======== Listed records

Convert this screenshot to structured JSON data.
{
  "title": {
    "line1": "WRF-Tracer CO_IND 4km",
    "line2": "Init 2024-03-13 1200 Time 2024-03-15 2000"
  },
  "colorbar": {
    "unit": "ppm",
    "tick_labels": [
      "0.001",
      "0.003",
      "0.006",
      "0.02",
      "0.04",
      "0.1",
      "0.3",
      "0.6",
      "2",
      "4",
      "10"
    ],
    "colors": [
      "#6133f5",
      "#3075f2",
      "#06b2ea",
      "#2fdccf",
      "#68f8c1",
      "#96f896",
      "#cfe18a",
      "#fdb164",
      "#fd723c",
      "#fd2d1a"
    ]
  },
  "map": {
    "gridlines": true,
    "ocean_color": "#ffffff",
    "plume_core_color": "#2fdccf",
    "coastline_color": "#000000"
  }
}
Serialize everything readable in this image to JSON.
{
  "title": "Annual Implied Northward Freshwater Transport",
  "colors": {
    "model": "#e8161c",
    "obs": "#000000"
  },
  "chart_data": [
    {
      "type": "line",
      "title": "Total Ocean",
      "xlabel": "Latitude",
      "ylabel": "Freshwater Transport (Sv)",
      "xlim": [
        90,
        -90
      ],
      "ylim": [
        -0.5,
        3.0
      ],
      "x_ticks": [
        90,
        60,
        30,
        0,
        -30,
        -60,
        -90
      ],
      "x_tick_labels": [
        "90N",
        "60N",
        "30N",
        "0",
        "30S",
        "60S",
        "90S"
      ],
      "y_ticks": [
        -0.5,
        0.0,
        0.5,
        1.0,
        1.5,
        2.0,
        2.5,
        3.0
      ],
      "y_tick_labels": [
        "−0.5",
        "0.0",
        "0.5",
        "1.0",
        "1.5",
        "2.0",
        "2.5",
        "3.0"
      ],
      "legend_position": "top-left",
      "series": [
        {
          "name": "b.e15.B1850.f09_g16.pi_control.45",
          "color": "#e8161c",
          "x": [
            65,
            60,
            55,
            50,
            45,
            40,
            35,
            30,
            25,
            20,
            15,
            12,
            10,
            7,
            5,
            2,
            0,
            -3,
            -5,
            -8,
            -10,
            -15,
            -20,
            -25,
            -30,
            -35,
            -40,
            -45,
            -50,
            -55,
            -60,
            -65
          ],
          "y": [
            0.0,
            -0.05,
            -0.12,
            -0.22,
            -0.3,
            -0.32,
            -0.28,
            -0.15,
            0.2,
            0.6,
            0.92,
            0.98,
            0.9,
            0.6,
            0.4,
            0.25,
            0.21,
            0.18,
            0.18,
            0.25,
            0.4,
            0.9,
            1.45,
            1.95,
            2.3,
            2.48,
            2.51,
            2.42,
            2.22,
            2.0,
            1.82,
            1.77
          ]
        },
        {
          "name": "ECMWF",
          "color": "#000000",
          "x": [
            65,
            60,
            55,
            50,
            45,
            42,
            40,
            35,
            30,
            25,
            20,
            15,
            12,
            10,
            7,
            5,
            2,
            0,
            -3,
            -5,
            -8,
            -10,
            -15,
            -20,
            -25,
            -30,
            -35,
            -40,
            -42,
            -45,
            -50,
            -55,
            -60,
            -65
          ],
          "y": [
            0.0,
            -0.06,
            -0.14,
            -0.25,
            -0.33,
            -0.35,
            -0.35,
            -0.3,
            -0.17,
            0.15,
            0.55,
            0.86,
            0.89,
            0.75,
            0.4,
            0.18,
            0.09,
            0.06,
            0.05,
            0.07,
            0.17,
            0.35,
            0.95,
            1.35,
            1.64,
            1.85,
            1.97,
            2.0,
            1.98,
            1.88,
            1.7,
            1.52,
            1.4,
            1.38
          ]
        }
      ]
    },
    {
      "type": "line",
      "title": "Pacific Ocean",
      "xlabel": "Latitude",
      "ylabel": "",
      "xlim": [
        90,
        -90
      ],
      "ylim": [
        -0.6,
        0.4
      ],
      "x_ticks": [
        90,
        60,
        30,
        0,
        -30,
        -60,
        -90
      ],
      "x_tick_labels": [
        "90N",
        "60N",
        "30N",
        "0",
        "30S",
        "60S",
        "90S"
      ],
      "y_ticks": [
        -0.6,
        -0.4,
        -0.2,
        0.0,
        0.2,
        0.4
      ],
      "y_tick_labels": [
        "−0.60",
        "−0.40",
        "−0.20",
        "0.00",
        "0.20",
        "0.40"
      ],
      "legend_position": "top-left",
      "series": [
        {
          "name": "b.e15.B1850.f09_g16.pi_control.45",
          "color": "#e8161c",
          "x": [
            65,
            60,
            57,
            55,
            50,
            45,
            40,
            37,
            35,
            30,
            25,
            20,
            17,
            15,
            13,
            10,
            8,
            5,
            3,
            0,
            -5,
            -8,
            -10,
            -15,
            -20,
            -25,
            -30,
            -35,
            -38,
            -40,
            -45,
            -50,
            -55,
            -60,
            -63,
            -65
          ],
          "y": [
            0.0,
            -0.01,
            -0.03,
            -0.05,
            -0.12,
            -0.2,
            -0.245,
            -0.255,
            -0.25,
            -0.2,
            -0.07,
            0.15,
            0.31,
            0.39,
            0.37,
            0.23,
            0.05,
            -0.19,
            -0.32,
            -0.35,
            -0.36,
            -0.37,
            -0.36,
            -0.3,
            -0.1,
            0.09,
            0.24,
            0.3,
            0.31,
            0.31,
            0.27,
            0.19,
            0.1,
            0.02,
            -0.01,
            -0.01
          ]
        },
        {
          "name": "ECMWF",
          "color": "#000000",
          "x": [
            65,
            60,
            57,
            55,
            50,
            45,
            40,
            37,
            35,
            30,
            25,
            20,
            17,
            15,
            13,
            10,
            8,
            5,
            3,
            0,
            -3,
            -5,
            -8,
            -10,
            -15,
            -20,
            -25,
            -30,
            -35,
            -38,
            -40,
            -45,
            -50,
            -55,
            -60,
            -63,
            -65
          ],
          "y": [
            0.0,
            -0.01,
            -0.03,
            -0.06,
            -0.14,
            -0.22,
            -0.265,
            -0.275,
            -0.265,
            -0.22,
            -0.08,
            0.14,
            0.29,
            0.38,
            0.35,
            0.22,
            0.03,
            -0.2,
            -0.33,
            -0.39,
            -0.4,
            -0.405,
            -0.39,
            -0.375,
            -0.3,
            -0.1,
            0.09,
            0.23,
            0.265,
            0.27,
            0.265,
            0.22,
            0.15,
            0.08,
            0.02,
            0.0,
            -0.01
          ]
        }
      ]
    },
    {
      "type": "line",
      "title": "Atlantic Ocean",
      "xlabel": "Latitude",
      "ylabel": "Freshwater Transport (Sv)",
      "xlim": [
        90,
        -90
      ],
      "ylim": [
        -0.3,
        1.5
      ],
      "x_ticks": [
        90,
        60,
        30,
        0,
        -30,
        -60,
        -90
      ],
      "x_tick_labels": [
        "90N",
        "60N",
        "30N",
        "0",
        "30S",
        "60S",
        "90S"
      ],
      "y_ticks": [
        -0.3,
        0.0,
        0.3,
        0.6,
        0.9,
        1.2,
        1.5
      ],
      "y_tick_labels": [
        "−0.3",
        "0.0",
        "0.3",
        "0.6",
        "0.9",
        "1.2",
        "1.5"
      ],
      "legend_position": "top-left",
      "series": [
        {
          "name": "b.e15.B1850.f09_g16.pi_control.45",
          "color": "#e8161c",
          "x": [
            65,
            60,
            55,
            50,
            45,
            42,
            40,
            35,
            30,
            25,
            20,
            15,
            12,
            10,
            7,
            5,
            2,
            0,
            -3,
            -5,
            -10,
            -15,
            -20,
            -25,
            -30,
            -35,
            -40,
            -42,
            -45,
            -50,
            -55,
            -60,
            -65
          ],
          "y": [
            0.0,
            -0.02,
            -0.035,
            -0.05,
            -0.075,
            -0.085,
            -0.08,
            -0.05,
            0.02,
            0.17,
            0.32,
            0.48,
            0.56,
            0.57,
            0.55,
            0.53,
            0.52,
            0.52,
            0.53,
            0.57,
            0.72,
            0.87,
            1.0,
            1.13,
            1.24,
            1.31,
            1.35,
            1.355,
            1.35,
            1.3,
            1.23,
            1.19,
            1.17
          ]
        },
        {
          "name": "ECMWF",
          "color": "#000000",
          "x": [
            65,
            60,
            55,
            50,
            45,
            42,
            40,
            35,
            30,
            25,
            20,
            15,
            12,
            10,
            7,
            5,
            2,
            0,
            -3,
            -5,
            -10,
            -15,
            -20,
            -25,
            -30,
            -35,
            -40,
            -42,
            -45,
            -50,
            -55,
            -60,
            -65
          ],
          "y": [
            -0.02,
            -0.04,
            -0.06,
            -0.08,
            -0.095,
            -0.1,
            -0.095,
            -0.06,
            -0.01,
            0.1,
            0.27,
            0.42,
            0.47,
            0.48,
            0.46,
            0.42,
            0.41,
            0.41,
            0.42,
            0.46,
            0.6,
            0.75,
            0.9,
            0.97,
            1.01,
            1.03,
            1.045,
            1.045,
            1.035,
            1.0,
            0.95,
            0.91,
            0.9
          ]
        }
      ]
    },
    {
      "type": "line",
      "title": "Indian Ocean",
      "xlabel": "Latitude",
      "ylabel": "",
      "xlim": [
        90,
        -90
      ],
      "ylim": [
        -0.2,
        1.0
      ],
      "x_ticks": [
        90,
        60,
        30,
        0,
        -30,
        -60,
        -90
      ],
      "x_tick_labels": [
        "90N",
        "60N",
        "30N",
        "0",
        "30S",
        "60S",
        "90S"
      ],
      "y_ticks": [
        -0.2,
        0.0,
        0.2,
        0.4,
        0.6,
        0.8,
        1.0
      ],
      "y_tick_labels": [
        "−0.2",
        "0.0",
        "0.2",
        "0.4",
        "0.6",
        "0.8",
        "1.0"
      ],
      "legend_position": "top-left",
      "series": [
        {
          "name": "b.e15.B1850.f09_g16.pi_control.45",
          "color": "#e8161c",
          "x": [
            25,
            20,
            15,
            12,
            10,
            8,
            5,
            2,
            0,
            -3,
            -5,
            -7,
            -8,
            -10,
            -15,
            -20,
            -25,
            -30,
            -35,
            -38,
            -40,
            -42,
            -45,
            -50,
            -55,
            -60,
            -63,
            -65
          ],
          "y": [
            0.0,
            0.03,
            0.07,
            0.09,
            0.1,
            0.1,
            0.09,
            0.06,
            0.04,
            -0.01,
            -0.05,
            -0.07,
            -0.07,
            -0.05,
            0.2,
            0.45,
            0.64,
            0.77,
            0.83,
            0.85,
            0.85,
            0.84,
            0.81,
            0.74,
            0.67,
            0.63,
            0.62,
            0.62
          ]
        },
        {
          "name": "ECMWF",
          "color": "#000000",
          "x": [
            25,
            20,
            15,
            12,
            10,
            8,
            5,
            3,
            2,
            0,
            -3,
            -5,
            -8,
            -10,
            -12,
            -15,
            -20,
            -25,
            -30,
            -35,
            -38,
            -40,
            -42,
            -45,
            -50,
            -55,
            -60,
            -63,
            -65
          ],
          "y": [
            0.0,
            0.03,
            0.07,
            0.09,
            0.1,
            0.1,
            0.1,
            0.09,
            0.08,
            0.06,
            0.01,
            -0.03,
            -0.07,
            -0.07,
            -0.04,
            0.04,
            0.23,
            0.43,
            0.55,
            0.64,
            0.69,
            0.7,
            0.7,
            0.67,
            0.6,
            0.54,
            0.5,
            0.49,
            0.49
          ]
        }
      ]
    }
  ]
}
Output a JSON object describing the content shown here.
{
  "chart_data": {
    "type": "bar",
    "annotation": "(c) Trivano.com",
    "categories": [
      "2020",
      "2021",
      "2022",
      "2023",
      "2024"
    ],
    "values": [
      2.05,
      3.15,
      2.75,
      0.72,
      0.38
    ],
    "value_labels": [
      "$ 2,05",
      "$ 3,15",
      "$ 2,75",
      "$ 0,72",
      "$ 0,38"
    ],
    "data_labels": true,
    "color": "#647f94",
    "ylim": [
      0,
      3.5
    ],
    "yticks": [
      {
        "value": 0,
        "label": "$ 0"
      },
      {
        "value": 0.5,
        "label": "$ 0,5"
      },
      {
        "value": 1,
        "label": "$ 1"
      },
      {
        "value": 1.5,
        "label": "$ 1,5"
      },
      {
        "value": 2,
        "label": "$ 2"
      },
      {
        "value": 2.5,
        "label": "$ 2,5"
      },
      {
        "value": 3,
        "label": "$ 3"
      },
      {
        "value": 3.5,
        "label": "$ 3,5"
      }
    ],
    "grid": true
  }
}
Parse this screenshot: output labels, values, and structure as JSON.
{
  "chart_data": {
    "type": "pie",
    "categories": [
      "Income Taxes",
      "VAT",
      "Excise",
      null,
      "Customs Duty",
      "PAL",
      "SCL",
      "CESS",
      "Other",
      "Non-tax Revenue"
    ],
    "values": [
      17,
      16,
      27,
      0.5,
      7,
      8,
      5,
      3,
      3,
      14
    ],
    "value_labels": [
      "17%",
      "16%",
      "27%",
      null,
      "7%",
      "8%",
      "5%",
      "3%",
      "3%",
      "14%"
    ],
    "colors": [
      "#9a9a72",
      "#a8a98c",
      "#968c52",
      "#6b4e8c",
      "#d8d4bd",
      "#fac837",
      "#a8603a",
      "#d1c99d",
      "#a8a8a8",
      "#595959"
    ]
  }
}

================

Instruction: How many of these lines contain "true"? Write only the number.

Correct response: 3